--- YOUR OBJECTIVE ---
From the listing below, pick out each line with the word "Depth".
---------- RECORDS SHOWN ----------
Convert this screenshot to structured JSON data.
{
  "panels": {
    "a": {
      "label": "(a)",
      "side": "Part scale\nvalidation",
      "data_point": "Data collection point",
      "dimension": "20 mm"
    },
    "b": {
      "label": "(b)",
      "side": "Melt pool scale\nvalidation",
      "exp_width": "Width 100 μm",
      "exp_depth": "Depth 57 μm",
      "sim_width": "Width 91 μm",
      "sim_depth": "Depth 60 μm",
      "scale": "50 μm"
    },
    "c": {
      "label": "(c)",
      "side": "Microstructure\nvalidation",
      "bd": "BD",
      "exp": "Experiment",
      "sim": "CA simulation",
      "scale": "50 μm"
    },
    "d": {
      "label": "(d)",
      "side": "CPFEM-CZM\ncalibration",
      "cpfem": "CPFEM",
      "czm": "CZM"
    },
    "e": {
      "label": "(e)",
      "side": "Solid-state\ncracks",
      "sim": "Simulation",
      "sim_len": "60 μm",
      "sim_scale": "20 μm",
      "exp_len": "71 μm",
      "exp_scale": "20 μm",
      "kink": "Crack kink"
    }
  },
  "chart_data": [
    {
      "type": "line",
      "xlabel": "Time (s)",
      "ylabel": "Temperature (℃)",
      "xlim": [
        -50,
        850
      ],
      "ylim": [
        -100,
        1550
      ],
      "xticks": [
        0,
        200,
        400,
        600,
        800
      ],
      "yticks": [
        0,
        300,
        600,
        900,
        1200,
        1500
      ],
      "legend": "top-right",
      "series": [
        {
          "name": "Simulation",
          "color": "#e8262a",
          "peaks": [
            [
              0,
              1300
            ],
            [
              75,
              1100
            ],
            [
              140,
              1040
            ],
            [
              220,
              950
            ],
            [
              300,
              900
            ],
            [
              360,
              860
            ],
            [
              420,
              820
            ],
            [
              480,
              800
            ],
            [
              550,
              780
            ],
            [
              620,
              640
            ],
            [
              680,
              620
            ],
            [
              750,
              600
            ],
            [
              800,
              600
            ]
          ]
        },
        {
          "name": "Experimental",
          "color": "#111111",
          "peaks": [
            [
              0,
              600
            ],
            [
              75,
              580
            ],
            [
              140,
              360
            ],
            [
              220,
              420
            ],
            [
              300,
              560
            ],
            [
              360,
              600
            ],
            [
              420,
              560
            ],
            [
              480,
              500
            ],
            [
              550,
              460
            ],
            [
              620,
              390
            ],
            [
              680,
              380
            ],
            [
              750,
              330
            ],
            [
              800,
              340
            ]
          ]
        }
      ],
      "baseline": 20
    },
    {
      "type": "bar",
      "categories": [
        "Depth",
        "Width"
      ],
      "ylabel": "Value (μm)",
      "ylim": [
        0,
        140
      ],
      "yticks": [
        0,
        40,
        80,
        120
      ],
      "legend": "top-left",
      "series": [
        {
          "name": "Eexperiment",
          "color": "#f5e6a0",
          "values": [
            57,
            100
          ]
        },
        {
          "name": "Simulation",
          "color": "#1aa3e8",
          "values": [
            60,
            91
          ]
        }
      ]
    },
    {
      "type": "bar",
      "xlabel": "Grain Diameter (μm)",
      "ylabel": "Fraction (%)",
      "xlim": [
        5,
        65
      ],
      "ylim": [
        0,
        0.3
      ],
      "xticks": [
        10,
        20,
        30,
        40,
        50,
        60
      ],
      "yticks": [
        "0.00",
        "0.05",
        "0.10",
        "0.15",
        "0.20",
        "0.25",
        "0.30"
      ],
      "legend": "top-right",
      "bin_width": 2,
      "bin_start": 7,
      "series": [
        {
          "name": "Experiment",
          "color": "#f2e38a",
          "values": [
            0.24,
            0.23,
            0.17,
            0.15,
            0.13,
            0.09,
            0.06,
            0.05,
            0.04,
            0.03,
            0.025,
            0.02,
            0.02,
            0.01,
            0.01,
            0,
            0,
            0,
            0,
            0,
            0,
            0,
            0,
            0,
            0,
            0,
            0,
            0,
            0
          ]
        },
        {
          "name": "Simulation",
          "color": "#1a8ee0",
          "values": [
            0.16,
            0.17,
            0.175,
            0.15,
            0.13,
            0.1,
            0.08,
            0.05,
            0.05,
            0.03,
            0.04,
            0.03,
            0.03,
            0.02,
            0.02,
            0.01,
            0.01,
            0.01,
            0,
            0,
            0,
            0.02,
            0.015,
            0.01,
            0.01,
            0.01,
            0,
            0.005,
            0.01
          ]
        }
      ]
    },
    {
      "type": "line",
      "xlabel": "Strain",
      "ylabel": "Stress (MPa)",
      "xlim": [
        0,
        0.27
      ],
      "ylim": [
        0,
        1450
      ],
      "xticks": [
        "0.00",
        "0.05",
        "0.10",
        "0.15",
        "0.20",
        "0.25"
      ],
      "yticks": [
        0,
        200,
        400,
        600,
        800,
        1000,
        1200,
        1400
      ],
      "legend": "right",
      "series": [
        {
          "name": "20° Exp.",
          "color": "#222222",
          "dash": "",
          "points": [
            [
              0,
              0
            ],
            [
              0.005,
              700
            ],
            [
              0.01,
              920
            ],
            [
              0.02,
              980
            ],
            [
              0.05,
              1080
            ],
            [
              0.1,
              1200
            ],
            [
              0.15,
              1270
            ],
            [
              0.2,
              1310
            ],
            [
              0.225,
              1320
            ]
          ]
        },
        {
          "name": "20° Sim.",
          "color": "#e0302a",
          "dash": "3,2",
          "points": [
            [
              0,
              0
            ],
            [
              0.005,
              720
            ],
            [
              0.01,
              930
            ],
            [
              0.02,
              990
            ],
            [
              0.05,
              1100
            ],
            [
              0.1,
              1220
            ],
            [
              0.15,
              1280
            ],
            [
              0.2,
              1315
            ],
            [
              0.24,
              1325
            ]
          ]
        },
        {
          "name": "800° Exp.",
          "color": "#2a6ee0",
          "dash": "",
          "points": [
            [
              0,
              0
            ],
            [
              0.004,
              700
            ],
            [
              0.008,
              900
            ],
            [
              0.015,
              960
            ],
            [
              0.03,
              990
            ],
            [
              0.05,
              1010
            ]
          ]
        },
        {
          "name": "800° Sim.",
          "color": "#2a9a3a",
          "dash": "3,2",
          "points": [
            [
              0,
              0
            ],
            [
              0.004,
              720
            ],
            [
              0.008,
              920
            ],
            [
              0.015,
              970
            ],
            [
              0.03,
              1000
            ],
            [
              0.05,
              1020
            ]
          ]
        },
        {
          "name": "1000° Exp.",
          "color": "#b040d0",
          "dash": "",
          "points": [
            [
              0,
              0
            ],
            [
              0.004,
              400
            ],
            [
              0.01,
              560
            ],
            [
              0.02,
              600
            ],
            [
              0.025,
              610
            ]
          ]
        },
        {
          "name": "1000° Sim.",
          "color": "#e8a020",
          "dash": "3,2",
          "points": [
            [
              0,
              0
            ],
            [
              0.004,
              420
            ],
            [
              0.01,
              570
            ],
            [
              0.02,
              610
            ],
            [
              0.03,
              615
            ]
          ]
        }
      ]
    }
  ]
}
----------
--- WORKED ANSWER ---
      "exp_depth": "Depth 57 μm",
      "sim_depth": "Depth 60 μm",
        "Depth",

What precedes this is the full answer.